(Given request): Output all lines exactly, with nothing added or dropped.
Start of Source material
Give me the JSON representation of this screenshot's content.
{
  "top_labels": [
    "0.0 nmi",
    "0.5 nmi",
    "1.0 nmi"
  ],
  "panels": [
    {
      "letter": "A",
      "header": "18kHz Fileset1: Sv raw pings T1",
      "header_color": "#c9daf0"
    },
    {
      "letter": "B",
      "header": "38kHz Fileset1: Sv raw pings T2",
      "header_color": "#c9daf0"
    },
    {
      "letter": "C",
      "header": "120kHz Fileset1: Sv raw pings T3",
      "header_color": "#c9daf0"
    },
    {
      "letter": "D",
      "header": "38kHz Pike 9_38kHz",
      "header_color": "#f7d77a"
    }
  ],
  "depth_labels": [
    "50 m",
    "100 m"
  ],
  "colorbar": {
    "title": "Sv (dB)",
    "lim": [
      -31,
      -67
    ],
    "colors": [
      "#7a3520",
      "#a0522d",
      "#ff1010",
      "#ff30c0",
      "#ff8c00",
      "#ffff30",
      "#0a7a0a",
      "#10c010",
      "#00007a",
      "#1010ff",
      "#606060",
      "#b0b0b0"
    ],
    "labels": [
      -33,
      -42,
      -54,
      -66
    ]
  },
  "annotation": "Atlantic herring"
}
End of Source material
(Solution to this problem):
Give me the JSON representation of this screenshot's content.
{
  "top_labels": [
    "0.0 nmi",
    "0.5 nmi",
    "1.0 nmi"
  ],
  "panels": [
    {
      "letter": "A",
      "header": "18kHz Fileset1: Sv raw pings T1",
      "header_color": "#c9daf0"
    },
    {
      "letter": "B",
      "header": "38kHz Fileset1: Sv raw pings T2",
      "header_color": "#c9daf0"
    },
    {
      "letter": "C",
      "header": "120kHz Fileset1: Sv raw pings T3",
      "header_color": "#c9daf0"
    },
    {
      "letter": "D",
      "header": "38kHz Pike 9_38kHz",
      "header_color": "#f7d77a"
    }
  ],
  "depth_labels": [
    "50 m",
    "100 m"
  ],
  "colorbar": {
    "title": "Sv (dB)",
    "lim": [
      -31,
      -67
    ],
    "colors": [
      "#7a3520",
      "#a0522d",
      "#ff1010",
      "#ff30c0",
      "#ff8c00",
      "#ffff30",
      "#0a7a0a",
      "#10c010",
      "#00007a",
      "#1010ff",
      "#606060",
      "#b0b0b0"
    ],
    "labels": [
      -33,
      -42,
      -54,
      -66
    ]
  },
  "annotation": "Atlantic herring"
}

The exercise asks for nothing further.